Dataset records
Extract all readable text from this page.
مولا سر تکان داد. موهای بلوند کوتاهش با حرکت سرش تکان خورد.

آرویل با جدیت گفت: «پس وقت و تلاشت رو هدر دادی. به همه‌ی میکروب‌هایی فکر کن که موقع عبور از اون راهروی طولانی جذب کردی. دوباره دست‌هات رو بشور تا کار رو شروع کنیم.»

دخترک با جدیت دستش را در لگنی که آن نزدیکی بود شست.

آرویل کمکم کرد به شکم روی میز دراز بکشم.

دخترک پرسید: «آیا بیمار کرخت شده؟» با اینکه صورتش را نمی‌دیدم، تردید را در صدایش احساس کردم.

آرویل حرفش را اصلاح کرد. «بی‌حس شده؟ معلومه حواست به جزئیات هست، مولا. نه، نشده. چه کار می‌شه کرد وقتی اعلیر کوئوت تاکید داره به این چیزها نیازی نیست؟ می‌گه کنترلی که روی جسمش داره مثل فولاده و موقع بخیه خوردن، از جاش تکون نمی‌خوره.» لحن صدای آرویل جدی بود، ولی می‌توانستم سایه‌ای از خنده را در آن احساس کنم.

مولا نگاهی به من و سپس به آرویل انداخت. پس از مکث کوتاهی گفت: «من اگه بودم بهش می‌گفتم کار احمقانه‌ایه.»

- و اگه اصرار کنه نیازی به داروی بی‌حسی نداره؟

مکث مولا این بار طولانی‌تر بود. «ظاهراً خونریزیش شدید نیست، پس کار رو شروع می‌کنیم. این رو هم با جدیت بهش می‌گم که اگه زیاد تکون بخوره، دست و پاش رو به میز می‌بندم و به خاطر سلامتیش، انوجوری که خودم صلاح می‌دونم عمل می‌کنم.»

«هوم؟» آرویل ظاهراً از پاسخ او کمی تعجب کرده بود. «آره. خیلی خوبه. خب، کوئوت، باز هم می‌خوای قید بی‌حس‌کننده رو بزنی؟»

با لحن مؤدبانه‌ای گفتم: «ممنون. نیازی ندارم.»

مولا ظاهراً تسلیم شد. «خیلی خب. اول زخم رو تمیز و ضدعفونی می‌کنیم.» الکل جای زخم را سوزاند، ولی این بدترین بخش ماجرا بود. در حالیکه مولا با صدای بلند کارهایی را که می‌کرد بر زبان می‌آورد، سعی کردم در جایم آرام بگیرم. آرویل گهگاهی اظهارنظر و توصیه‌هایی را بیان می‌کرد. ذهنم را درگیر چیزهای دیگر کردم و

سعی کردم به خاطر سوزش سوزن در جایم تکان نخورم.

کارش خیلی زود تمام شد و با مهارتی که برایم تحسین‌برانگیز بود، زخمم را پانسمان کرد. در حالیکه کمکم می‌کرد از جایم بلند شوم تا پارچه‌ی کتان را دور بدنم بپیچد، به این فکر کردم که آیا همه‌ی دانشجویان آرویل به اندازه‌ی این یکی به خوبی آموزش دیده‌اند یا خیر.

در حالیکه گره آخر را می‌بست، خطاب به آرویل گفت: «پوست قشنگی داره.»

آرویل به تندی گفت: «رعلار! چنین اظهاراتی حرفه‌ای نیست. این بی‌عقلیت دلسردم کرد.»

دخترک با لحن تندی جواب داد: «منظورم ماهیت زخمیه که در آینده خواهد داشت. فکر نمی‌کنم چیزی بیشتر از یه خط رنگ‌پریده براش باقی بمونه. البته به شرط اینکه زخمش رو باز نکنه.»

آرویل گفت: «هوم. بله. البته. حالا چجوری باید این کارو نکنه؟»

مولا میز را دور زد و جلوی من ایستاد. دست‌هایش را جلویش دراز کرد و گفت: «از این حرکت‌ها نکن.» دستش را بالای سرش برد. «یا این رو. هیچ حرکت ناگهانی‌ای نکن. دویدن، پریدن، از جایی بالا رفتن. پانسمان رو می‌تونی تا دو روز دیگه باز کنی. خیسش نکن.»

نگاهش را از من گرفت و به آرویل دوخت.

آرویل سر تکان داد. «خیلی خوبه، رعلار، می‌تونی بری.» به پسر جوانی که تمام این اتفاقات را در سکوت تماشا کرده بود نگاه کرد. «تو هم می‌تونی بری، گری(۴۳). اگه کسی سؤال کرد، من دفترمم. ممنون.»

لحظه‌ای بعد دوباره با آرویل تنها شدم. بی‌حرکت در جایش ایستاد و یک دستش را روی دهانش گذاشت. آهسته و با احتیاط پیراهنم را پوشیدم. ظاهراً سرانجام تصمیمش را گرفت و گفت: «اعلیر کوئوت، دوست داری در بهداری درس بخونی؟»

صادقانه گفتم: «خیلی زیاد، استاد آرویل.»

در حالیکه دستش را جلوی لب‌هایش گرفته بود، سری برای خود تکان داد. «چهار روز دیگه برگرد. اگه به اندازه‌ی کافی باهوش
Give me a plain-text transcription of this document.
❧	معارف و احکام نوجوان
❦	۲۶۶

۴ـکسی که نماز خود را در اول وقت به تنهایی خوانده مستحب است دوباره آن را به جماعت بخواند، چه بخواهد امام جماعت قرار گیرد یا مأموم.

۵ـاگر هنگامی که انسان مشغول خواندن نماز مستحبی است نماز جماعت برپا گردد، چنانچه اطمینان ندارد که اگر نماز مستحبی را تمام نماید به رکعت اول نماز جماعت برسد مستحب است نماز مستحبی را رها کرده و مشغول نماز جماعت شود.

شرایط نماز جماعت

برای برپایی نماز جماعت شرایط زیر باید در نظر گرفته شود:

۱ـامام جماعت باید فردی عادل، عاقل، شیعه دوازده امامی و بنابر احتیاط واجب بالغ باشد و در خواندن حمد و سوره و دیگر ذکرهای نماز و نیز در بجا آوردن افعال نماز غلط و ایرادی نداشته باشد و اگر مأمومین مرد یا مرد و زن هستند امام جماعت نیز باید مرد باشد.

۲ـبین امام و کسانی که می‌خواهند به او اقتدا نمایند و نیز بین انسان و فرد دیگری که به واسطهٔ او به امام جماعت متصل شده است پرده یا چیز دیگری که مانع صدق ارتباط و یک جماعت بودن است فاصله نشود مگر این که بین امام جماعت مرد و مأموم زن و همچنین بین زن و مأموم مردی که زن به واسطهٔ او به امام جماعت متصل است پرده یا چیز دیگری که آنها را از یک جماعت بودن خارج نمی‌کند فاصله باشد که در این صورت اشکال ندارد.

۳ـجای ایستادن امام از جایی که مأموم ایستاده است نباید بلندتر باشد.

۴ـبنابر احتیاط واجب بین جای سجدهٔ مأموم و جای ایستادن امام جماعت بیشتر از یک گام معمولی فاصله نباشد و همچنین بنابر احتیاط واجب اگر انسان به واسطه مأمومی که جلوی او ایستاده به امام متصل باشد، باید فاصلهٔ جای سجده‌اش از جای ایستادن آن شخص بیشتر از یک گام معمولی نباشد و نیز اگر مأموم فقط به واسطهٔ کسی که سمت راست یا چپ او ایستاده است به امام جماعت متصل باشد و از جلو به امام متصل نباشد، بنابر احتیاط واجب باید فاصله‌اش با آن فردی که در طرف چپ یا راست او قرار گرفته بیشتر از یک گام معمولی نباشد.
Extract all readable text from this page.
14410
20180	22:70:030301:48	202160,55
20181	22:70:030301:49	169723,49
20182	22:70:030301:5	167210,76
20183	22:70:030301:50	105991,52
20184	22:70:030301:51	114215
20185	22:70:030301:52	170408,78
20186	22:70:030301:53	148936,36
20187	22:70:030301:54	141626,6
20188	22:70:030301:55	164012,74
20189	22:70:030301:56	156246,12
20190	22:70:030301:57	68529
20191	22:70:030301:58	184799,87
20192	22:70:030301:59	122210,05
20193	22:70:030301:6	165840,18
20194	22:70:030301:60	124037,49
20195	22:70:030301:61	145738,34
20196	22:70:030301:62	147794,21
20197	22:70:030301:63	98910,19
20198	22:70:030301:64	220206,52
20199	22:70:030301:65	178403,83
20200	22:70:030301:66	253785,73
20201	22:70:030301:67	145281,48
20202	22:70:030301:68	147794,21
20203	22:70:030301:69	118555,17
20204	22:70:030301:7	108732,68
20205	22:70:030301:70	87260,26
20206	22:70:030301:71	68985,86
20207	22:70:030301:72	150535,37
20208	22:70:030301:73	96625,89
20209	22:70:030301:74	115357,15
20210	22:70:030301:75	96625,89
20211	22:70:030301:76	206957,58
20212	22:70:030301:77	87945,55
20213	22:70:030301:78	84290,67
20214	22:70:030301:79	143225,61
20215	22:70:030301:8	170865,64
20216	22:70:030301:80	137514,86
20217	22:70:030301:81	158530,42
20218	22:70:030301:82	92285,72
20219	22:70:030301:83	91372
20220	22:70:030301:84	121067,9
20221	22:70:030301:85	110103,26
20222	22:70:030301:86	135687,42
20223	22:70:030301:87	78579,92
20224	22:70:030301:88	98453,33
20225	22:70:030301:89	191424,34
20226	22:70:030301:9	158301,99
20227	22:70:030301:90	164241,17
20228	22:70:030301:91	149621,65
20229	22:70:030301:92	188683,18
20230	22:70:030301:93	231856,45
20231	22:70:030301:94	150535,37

[TASK] Going through the data, tally the lines containing "بیشتر" and report only the result.

[SOLUTION FOR THIS TASK] 2